__MATERIALE FORNITO__
----------

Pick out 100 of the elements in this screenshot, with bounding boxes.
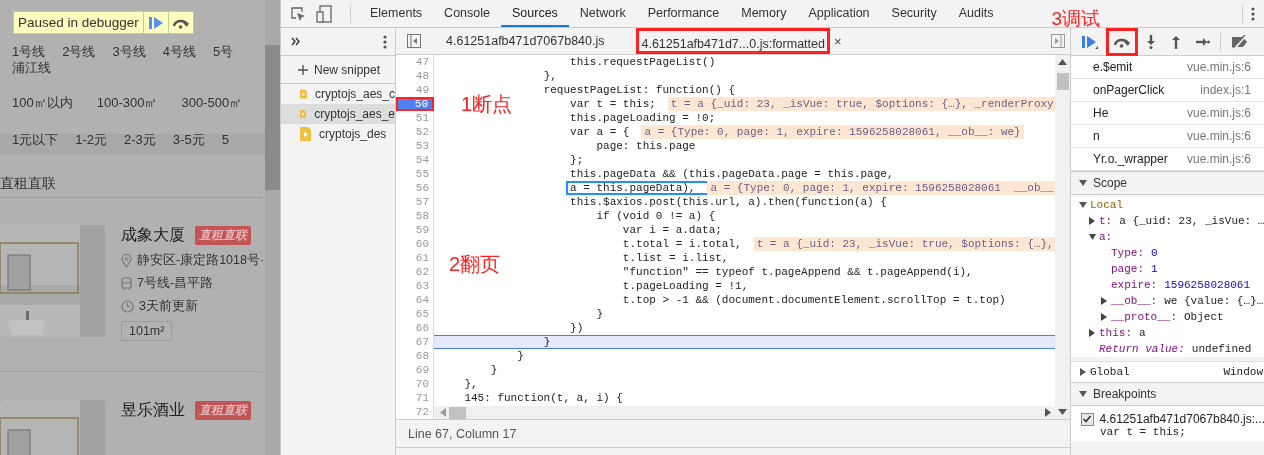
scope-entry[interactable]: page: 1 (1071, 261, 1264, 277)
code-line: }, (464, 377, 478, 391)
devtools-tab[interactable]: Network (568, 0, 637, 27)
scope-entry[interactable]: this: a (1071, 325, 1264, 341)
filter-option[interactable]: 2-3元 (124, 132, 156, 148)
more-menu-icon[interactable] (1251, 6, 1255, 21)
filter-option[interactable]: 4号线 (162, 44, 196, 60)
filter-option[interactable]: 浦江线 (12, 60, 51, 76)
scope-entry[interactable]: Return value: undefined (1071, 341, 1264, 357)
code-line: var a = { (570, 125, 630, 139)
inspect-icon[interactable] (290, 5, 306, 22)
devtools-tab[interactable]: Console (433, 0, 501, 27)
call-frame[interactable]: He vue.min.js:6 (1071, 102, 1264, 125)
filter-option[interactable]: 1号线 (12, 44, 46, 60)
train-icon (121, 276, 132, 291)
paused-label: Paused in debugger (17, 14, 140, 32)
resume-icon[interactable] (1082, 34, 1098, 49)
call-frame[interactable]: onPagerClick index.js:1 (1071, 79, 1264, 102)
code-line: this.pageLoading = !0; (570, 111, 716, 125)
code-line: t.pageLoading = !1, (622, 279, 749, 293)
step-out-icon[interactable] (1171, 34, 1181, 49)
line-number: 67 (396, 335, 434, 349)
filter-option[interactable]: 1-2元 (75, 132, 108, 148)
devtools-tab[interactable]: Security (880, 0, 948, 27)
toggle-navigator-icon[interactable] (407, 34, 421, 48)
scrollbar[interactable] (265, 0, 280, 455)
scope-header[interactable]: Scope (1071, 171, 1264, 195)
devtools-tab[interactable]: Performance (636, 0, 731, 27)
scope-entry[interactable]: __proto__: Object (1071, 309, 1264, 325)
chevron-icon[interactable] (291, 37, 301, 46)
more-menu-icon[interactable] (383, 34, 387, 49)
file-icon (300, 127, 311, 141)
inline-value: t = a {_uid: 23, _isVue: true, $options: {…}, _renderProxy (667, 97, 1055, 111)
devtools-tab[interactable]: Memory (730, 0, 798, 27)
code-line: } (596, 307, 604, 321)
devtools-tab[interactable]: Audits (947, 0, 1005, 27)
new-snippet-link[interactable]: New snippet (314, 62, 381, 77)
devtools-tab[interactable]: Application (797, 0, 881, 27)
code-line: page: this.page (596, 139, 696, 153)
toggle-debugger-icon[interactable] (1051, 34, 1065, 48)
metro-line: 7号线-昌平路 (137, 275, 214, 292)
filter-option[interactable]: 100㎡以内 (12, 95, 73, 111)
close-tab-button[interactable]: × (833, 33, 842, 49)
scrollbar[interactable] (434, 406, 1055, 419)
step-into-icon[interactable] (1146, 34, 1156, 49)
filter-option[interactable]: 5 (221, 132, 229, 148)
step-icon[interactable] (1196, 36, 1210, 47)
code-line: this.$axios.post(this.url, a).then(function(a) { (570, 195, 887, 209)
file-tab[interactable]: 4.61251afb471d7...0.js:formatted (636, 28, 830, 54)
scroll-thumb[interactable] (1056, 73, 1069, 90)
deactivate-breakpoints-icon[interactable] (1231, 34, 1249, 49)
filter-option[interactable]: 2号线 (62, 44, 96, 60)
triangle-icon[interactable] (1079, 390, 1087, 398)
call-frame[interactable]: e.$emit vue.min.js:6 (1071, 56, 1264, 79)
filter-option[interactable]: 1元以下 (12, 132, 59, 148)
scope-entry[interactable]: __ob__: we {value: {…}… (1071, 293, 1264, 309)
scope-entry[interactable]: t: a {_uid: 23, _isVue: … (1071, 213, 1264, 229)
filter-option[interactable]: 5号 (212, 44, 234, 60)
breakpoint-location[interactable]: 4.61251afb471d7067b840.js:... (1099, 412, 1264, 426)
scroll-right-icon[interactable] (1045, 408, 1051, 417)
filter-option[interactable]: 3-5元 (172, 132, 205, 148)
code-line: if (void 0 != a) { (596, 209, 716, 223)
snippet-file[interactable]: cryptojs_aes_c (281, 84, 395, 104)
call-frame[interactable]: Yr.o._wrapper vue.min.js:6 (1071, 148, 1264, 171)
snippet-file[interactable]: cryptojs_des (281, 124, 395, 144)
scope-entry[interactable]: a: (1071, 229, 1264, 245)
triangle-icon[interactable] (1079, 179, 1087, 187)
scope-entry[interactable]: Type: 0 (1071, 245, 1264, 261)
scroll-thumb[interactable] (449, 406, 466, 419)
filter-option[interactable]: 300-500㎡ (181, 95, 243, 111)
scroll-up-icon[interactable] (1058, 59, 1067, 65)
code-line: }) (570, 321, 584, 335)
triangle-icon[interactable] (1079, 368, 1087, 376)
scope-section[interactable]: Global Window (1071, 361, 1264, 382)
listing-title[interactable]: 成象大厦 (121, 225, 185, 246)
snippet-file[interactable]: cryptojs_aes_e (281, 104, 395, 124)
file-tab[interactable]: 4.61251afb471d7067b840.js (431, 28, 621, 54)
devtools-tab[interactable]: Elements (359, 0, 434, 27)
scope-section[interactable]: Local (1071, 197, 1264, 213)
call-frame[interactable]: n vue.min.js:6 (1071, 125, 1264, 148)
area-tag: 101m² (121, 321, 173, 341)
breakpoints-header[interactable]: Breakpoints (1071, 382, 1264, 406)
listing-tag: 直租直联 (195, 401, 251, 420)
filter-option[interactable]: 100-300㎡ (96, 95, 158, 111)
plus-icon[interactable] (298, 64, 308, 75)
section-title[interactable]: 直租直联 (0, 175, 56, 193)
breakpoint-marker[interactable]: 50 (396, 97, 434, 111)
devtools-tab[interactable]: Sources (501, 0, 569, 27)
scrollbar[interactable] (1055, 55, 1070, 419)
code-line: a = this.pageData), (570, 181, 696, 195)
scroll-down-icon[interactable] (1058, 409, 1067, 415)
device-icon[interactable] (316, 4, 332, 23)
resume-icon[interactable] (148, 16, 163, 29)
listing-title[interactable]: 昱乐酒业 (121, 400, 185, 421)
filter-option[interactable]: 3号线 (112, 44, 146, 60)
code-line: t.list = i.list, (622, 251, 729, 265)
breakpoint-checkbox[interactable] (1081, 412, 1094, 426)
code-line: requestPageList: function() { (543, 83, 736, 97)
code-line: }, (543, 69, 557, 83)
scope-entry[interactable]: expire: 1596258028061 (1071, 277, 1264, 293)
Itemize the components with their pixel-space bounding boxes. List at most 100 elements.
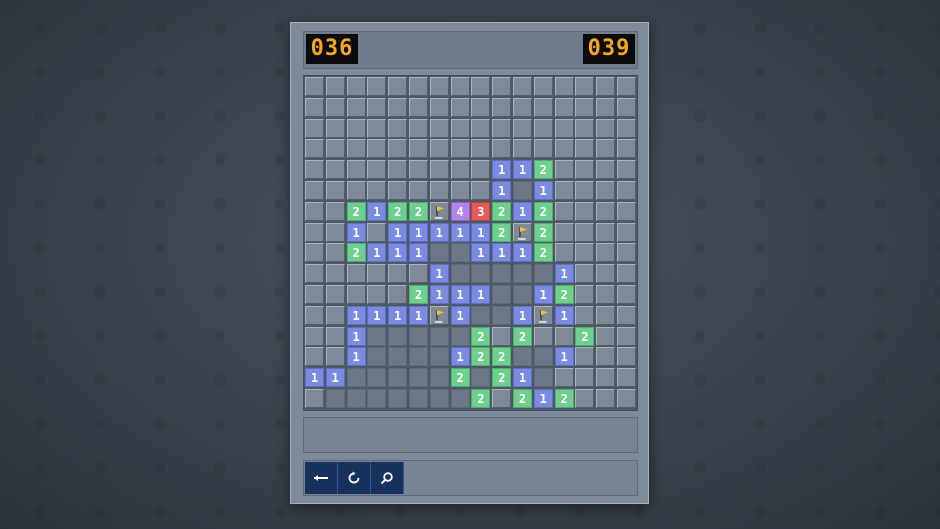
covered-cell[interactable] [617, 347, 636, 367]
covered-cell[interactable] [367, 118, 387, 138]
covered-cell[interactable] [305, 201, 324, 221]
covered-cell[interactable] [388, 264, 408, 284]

----------

__CONSEGNA__
Ricopia per favore tutto il materiale qui sopra riga per riga, senza alcuna modifica. Ometti le immagini.

__RISPOSTA__
Pick out 100 of the elements in this screenshot, with bounding boxes.
scope-entry[interactable]: page: 1 (1071, 261, 1264, 277)
code-line: }, (464, 377, 478, 391)
devtools-tab[interactable]: Network (568, 0, 637, 27)
scope-entry[interactable]: this: a (1071, 325, 1264, 341)
filter-option[interactable]: 2-3元 (124, 132, 156, 148)
more-menu-icon[interactable] (1251, 6, 1255, 21)
filter-option[interactable]: 4号线 (162, 44, 196, 60)
filter-option[interactable]: 浦江线 (12, 60, 51, 76)
scope-entry[interactable]: Return value: undefined (1071, 341, 1264, 357)
code-line: var a = { (570, 125, 630, 139)
inspect-icon[interactable] (290, 5, 306, 22)
devtools-tab[interactable]: Console (433, 0, 501, 27)
call-frame[interactable]: He vue.min.js:6 (1071, 102, 1264, 125)
filter-option[interactable]: 1号线 (12, 44, 46, 60)
train-icon (121, 276, 132, 291)
paused-label: Paused in debugger (17, 14, 140, 32)
resume-icon[interactable] (1082, 34, 1098, 49)
call-frame[interactable]: onPagerClick index.js:1 (1071, 79, 1264, 102)
code-line: this.pageLoading = !0; (570, 111, 716, 125)
code-line: t.pageLoading = !1, (622, 279, 749, 293)
step-out-icon[interactable] (1171, 34, 1181, 49)
line-number: 67 (396, 335, 434, 349)
filter-option[interactable]: 1-2元 (75, 132, 108, 148)
devtools-tab[interactable]: Security (880, 0, 948, 27)
toggle-navigator-icon[interactable] (407, 34, 421, 48)
scrollbar[interactable] (265, 0, 280, 455)
scope-header[interactable]: Scope (1071, 171, 1264, 195)
devtools-tab[interactable]: Performance (636, 0, 731, 27)
scope-entry[interactable]: __proto__: Object (1071, 309, 1264, 325)
chevron-icon[interactable] (291, 37, 301, 46)
more-menu-icon[interactable] (383, 34, 387, 49)
file-icon (300, 127, 311, 141)
inline-value: t = a {_uid: 23, _isVue: true, $options: {…}, _renderProxy (667, 97, 1055, 111)
devtools-tab[interactable]: Memory (730, 0, 798, 27)
code-line: } (596, 307, 604, 321)
devtools-tab[interactable]: Audits (947, 0, 1005, 27)
new-snippet-link[interactable]: New snippet (314, 62, 381, 77)
devtools-tab[interactable]: Application (797, 0, 881, 27)
code-line: page: this.page (596, 139, 696, 153)
toggle-debugger-icon[interactable] (1051, 34, 1065, 48)
metro-line: 7号线-昌平路 (137, 275, 214, 292)
filter-option[interactable]: 100㎡以内 (12, 95, 73, 111)
close-tab-button[interactable]: × (833, 33, 842, 49)
scrollbar[interactable] (434, 406, 1055, 419)
step-into-icon[interactable] (1146, 34, 1156, 49)
filter-option[interactable]: 5 (221, 132, 229, 148)
step-icon[interactable] (1196, 36, 1210, 47)
code-line: this.$axios.post(this.url, a).then(function(a) { (570, 195, 887, 209)
file-tab[interactable]: 4.61251afb471d7...0.js:formatted (636, 28, 830, 54)
scroll-thumb[interactable] (1056, 73, 1069, 90)
deactivate-breakpoints-icon[interactable] (1231, 34, 1249, 49)
filter-option[interactable]: 2号线 (62, 44, 96, 60)
triangle-icon[interactable] (1079, 390, 1087, 398)
call-frame[interactable]: e.$emit vue.min.js:6 (1071, 56, 1264, 79)
filter-option[interactable]: 1元以下 (12, 132, 59, 148)
scope-entry[interactable]: __ob__: we {value: {…}… (1071, 293, 1264, 309)
scope-entry[interactable]: t: a {_uid: 23, _isVue: … (1071, 213, 1264, 229)
filter-option[interactable]: 5号 (212, 44, 234, 60)
breakpoint-location[interactable]: 4.61251afb471d7067b840.js:... (1099, 412, 1264, 426)
scroll-right-icon[interactable] (1045, 408, 1051, 417)
filter-option[interactable]: 3-5元 (172, 132, 205, 148)
code-line: if (void 0 != a) { (596, 209, 716, 223)
snippet-file[interactable]: cryptojs_aes_c (281, 84, 395, 104)
call-frame[interactable]: Yr.o._wrapper vue.min.js:6 (1071, 148, 1264, 171)
snippet-file[interactable]: cryptojs_des (281, 124, 395, 144)
scope-entry[interactable]: a: (1071, 229, 1264, 245)
triangle-icon[interactable] (1079, 179, 1087, 187)
scope-entry[interactable]: Type: 0 (1071, 245, 1264, 261)
scroll-thumb[interactable] (449, 406, 466, 419)
filter-option[interactable]: 300-500㎡ (181, 95, 243, 111)
scroll-up-icon[interactable] (1058, 59, 1067, 65)
code-line: }) (570, 321, 584, 335)
triangle-icon[interactable] (1079, 368, 1087, 376)
scope-section[interactable]: Global Window (1071, 361, 1264, 382)
listing-title[interactable]: 成象大厦 (121, 225, 185, 246)
snippet-file[interactable]: cryptojs_aes_e (281, 104, 395, 124)
file-tab[interactable]: 4.61251afb471d7067b840.js (431, 28, 621, 54)
devtools-tab[interactable]: Elements (359, 0, 434, 27)
scope-section[interactable]: Local (1071, 197, 1264, 213)
call-frame[interactable]: n vue.min.js:6 (1071, 125, 1264, 148)
area-tag: 101m² (121, 321, 173, 341)
breakpoints-header[interactable]: Breakpoints (1071, 382, 1264, 406)
listing-tag: 直租直联 (195, 401, 251, 420)
filter-option[interactable]: 100-300㎡ (96, 95, 158, 111)
plus-icon[interactable] (298, 64, 308, 75)
section-title[interactable]: 直租直联 (0, 175, 56, 193)
breakpoint-marker[interactable]: 50 (396, 97, 434, 111)
devtools-tab[interactable]: Sources (501, 0, 569, 27)
scrollbar[interactable] (1055, 55, 1070, 419)
code-line: a = this.pageData), (570, 181, 696, 195)
scroll-down-icon[interactable] (1058, 409, 1067, 415)
device-icon[interactable] (316, 4, 332, 23)
resume-icon[interactable] (148, 16, 163, 29)
listing-title[interactable]: 昱乐酒业 (121, 400, 185, 421)
filter-option[interactable]: 3号线 (112, 44, 146, 60)
code-line: t.list = i.list, (622, 251, 729, 265)
breakpoint-checkbox[interactable] (1081, 412, 1094, 426)
code-line: requestPageList: function() { (543, 83, 736, 97)
code-line: }, (543, 69, 557, 83)
scope-entry[interactable]: expire: 1596258028061 (1071, 277, 1264, 293)
Itemize the components with their pixel-space bounding boxes. List at most 100 elements.
covered-cell[interactable] [617, 347, 636, 367]
covered-cell[interactable] [367, 118, 387, 138]
covered-cell[interactable] [305, 201, 324, 221]
covered-cell[interactable] [388, 264, 408, 284]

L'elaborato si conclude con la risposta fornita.